Consignes »
**a)** Citez le texte sur les infrastructures sportives en commençant par «En outre, chez» et en poursuivant jusqu'à «nature low cost.».
**b)** Traduisez en anglais cette phrase du texte sur les infrastructures sportives : «A Genève, le stade est surdimensionné, mal conçu, difficile d’accès et manque de parking.»

En outre, chez nous, tu peux te faire mousser quotidiennement dans la presse locale, ce qui est manifestement une motivation essentielle pour certains présidents, à en juger par leur omniprésence dans les médias, alors qu’en deuxième division, à l’étranger, tu risques de rester dans l’ombre d’un grand club voisin. Avec ses budgets raisonnables et sa position centrale en Europe, la Suisse est donc une proie rêvée pour des mégalomanes dont l’étendue de la fortune reste souvent assez mystérieuse et qui peuvent s’offrir une partie de Football Manager grandeur nature low cost.

6. Les infrastructures

La vétusté des infrastructures a longtemps constitué l’oreiller de paresse du sport romand. Combien de fois n’a-t-on pas entendu le larmoyant «on ne peut pas rivaliser avec le FC Bâle à cause du stade». Aujourd’hui encore, Chris McSorley nous sort chaque année ses jérémiades sur le déficit, qui serait causé par la ruine des Vernets. Le discours est bien entendu complètement fallacieux : un budget doit s’établir en fonction des infrastructures existantes et non fantasmées, sinon n’importe quel club romand pourrait monter un budget de 60 millions en disant «si on jouait à Old Trafford et qu’on faisait le plein chaque semaine, on tiendrait le budget» ; accessoirement, Gottéron démontre qu’il est possible d’augmenter et d’équilibrer un budget même dans une vieille étable délabrée. Inversement, les exemples de la Praille et de la Maladière prouvent qu’une nouvelle enceinte ne fait pas apparaître des millions et des spectateurs comme par enchantement.
A Genève, le stade est surdimensionné, mal conçu, difficile d’accès et manque de parking. A Neuchâtel, la Maladière est sous-dimensionnée : cela peut paraître incongru d’affirmer ça pour un stade généralement aux 2/3 vides mais c’est le cas. L’un des concepteurs des stades de Bâle, Munich, Pékin et bientôt Bordeaux disait : «Les spectateurs doivent venir pour le stade lui-même». Un stade trop petit avec deux rangées et demie de sièges n’a pas ce pouvoir d’attractivité et ne permet en outre pas de dégager des revenus accessoires avec des concerts ou des matchs de l’équipe nationale. En Allemagne, avec une quarantaine de stades neufs en dix ans, on a constaté que les clubs qui ont vu petit n’ont pas augmenté sensiblement leurs affluences et peinent à remplir leur petit stade alors qu’au contraire ceux qui ont pris le risque de construire plus grand ont vu leur moyenne de spectateurs grimper et font régulièrement le plein.

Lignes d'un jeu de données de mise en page
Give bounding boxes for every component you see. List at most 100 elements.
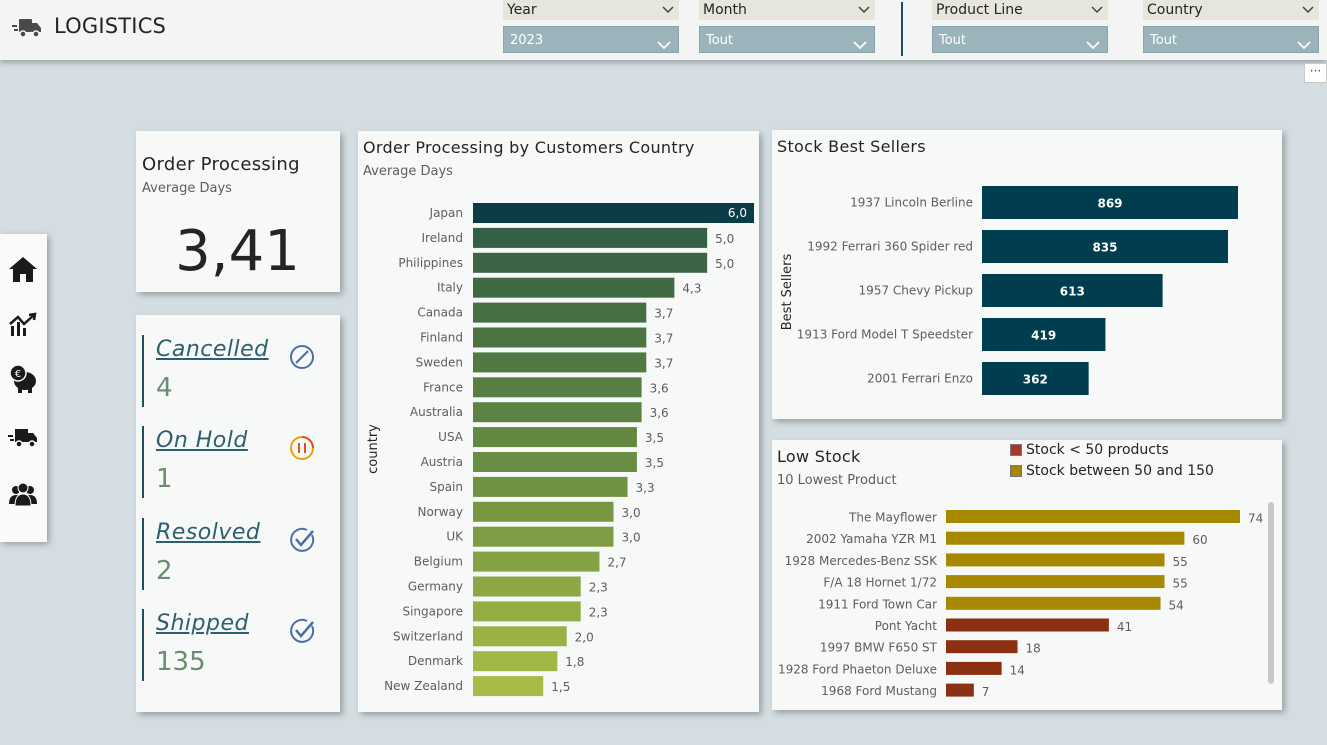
- data-label: 55: [1173, 577, 1188, 591]
- bar[interactable]: [473, 427, 637, 448]
- category-label: 1957 Chevy Pickup: [859, 284, 973, 298]
- slicer-header[interactable]: Product Line: [932, 0, 1108, 20]
- home-nav-button[interactable]: [6, 254, 40, 288]
- bar[interactable]: [473, 476, 628, 497]
- category-label: USA: [438, 430, 464, 444]
- chevron-down-icon: [661, 2, 675, 22]
- bar[interactable]: [473, 501, 614, 522]
- data-label: 869: [1097, 197, 1122, 211]
- bar[interactable]: [946, 553, 1165, 567]
- low-stock-card: Low Stock 10 Lowest Product Stock < 50 p…: [772, 440, 1282, 710]
- bar[interactable]: [473, 676, 544, 697]
- truck-icon: [12, 15, 42, 43]
- bar[interactable]: [946, 531, 1185, 545]
- bar[interactable]: [473, 277, 675, 298]
- status-label[interactable]: On Hold: [156, 428, 248, 453]
- country-dropdown[interactable]: Tout: [1143, 26, 1319, 53]
- data-label: 6,0: [728, 206, 747, 220]
- status-cancelled[interactable]: Cancelled 4: [142, 335, 332, 407]
- side-navigation: €: [0, 234, 47, 542]
- product-line-dropdown[interactable]: Tout: [932, 26, 1108, 53]
- category-label: 1928 Ford Phaeton Deluxe: [778, 662, 937, 676]
- finance-nav-button[interactable]: €: [6, 364, 40, 398]
- slicer-label: Year: [507, 2, 537, 18]
- bar[interactable]: [473, 327, 647, 348]
- data-label: 60: [1192, 533, 1207, 547]
- bar[interactable]: [473, 203, 754, 223]
- status-resolved[interactable]: Resolved 2: [142, 518, 332, 590]
- bar[interactable]: [946, 640, 1018, 654]
- bar[interactable]: [473, 452, 637, 472]
- bar[interactable]: [473, 352, 647, 373]
- order-processing-kpi-card: Order Processing Average Days 3,41: [136, 131, 340, 292]
- more-options-button[interactable]: ···: [1304, 63, 1327, 83]
- bar[interactable]: [473, 302, 647, 323]
- data-label: 55: [1173, 555, 1188, 569]
- category-label: Switzerland: [393, 629, 463, 643]
- data-label: 1,8: [565, 655, 584, 669]
- category-label: Denmark: [408, 654, 463, 668]
- month-dropdown[interactable]: Tout: [699, 26, 875, 53]
- slicer-header[interactable]: Month: [699, 0, 875, 20]
- bar[interactable]: [473, 252, 708, 273]
- scrollbar[interactable]: [1268, 502, 1274, 684]
- customers-icon: [8, 482, 38, 512]
- kpi-title: Order Processing: [142, 154, 300, 175]
- data-label: 5,0: [715, 257, 734, 271]
- slicer-header[interactable]: Country: [1143, 0, 1319, 20]
- category-label: France: [423, 380, 463, 394]
- status-label[interactable]: Cancelled: [156, 337, 269, 362]
- sales-chart-icon: [9, 312, 37, 342]
- data-label: 5,0: [715, 232, 734, 246]
- y-axis-label: country: [366, 424, 381, 474]
- slicer-header[interactable]: Year: [503, 0, 679, 20]
- status-count: 135: [156, 647, 206, 677]
- category-label: Germany: [408, 580, 463, 594]
- logistics-nav-button[interactable]: [6, 422, 40, 456]
- kpi-subtitle: Average Days: [142, 181, 232, 196]
- bar[interactable]: [473, 626, 567, 647]
- category-label: Austria: [421, 455, 463, 469]
- category-label: Pont Yacht: [875, 619, 938, 633]
- status-count: 2: [156, 556, 173, 586]
- data-label: 2,3: [589, 581, 608, 595]
- header-divider: [901, 2, 903, 56]
- bar[interactable]: [946, 683, 974, 697]
- check-icon: [288, 526, 316, 558]
- category-label: 1913 Ford Model T Speedster: [797, 328, 973, 342]
- year-dropdown[interactable]: 2023: [503, 26, 679, 53]
- bar[interactable]: [473, 402, 642, 423]
- category-label: Singapore: [402, 604, 463, 618]
- bar[interactable]: [946, 596, 1161, 610]
- bar[interactable]: [473, 651, 558, 672]
- category-label: F/A 18 Hornet 1/72: [823, 576, 937, 590]
- bar[interactable]: [473, 227, 708, 248]
- category-label: Canada: [417, 306, 463, 320]
- cancel-icon: [288, 343, 316, 375]
- data-label: 3,6: [650, 381, 669, 395]
- data-label: 1,5: [551, 680, 570, 694]
- bar[interactable]: [946, 575, 1165, 589]
- bar[interactable]: [473, 377, 642, 398]
- sales-nav-button[interactable]: [6, 310, 40, 344]
- chevron-down-icon: [1296, 34, 1312, 61]
- slicer-label: Product Line: [936, 2, 1023, 18]
- slicer-value: Tout: [1150, 33, 1178, 48]
- customers-nav-button[interactable]: [6, 480, 40, 514]
- bar[interactable]: [473, 601, 581, 622]
- status-on-hold[interactable]: On Hold 1: [142, 426, 332, 498]
- status-shipped[interactable]: Shipped 135: [142, 609, 332, 681]
- bar[interactable]: [473, 526, 614, 547]
- bar[interactable]: [473, 576, 581, 597]
- status-label[interactable]: Resolved: [156, 520, 260, 545]
- category-label: Japan: [429, 206, 463, 220]
- bar[interactable]: [473, 551, 600, 572]
- bar[interactable]: [946, 618, 1109, 632]
- data-label: 3,3: [636, 481, 655, 495]
- category-label: Sweden: [416, 355, 463, 369]
- category-label: 2001 Ferrari Enzo: [867, 372, 973, 386]
- bar[interactable]: [946, 661, 1002, 675]
- status-label[interactable]: Shipped: [156, 611, 249, 636]
- data-label: 3,5: [645, 431, 664, 445]
- bar[interactable]: [946, 510, 1240, 523]
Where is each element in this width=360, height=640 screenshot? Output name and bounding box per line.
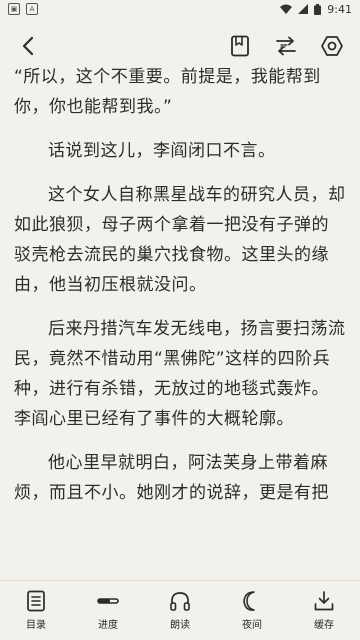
paragraph: 后来丹措汽车发无线电，扬言要扫荡流民，竟然不惜动用“黑佛陀”这样的四阶兵种，进行… <box>14 319 346 429</box>
paragraph: 话说到这儿，李阎闭口不言。 <box>48 141 276 161</box>
status-bar: ▣ A 9:41 <box>0 0 360 18</box>
swap-icon <box>276 36 296 56</box>
progress-button[interactable]: 进度 <box>78 583 138 639</box>
notification-image-icon: ▣ <box>8 3 20 15</box>
read-aloud-label: 朗读 <box>170 620 190 631</box>
progress-icon <box>97 598 119 604</box>
paragraph: 他心里早就明白，阿法芙身上带着麻烦，而且不小。她刚才的说辞，更是有把 <box>14 453 329 503</box>
bookmark-icon <box>231 35 249 57</box>
download-icon <box>314 591 334 611</box>
wifi-icon <box>280 4 293 14</box>
reading-content[interactable]: “所以，这个不重要。前提是，我能帮到你，你也能帮到我。” 话说到这儿，李阎闭口不… <box>14 62 346 580</box>
battery-icon <box>314 3 322 15</box>
cache-label: 缓存 <box>314 620 334 631</box>
bookmark-button[interactable] <box>224 30 256 62</box>
back-button[interactable] <box>12 30 44 62</box>
status-notifications: ▣ A <box>8 3 38 15</box>
settings-button[interactable] <box>316 30 348 62</box>
catalog-button[interactable]: 目录 <box>6 583 66 639</box>
reader-bottom-bar: 目录 进度 朗读 夜间 缓存 <box>0 580 360 640</box>
paragraph: “所以，这个不重要。前提是，我能帮到你，你也能帮到我。” <box>14 67 321 117</box>
night-mode-button[interactable]: 夜间 <box>222 583 282 639</box>
notification-a-icon: A <box>26 3 38 15</box>
cache-button[interactable]: 缓存 <box>294 583 354 639</box>
status-time: 9:41 <box>327 2 352 16</box>
back-arrow-icon <box>22 36 34 56</box>
read-aloud-button[interactable]: 朗读 <box>150 583 210 639</box>
signal-icon <box>298 4 309 14</box>
catalog-label: 目录 <box>26 620 46 631</box>
paragraph: 这个女人自称黑星战车的研究人员，却如此狼狈，母子两个拿着一把没有子弹的驳壳枪去流… <box>14 185 346 295</box>
progress-label: 进度 <box>98 620 118 631</box>
status-indicators: 9:41 <box>280 3 352 16</box>
moon-icon <box>243 591 255 611</box>
switch-source-button[interactable] <box>270 30 302 62</box>
settings-icon <box>321 36 343 56</box>
catalog-icon <box>27 590 45 612</box>
headphones-icon <box>170 592 190 611</box>
night-mode-label: 夜间 <box>242 620 262 631</box>
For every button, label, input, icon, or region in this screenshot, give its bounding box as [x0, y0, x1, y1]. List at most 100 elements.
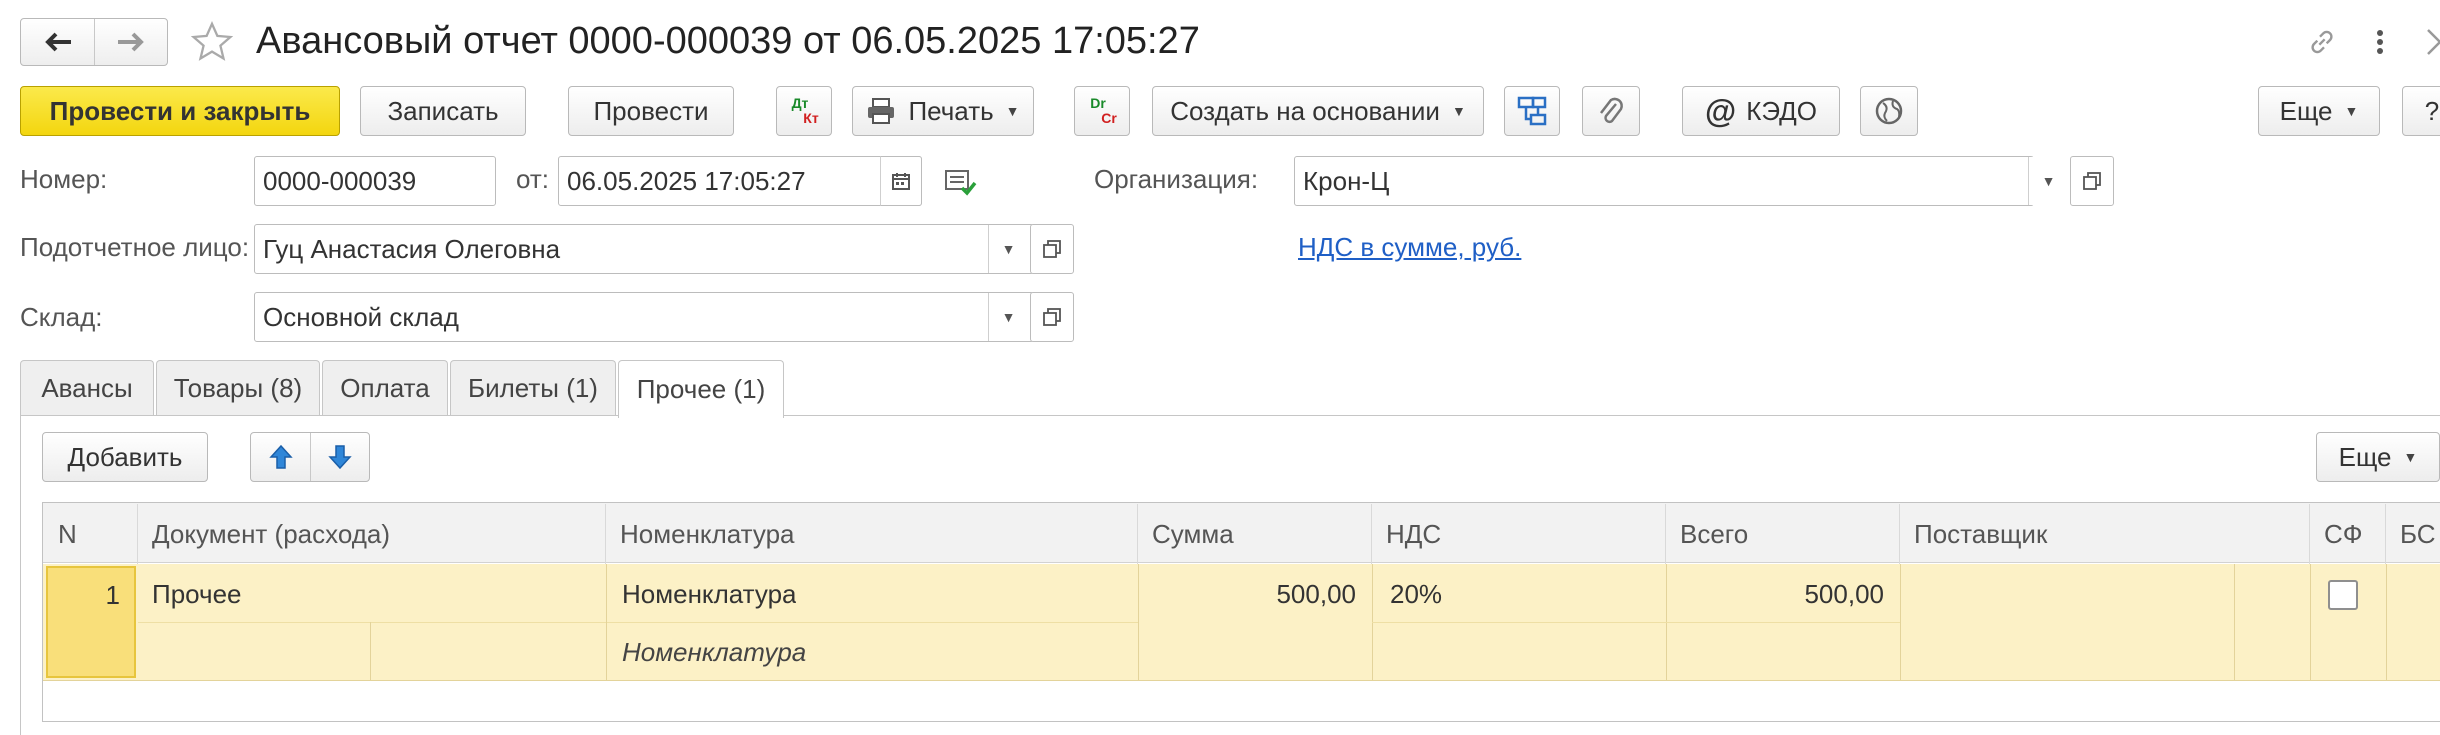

Réponses »
**a)**
En outre, chez nous, tu peux te faire mousser quotidiennement dans la presse locale, ce qui est manifestement une motivation essentielle pour certains présidents, à en juger par leur omniprésence dans les médias, alors qu’en deuxième division, à l’étranger, tu risques de rester dans l’ombre d’un grand club voisin. Avec ses budgets raisonnables et sa position centrale en Europe, la Suisse est donc une proie rêvée pour des mégalomanes dont l’étendue de la fortune reste souvent assez mystérieuse et qui peuvent s’offrir une partie de Football Manager grandeur nature low cost.

**b)** In Geneva, the stadium is oversized, poorly designed, hard to get to and short on parking.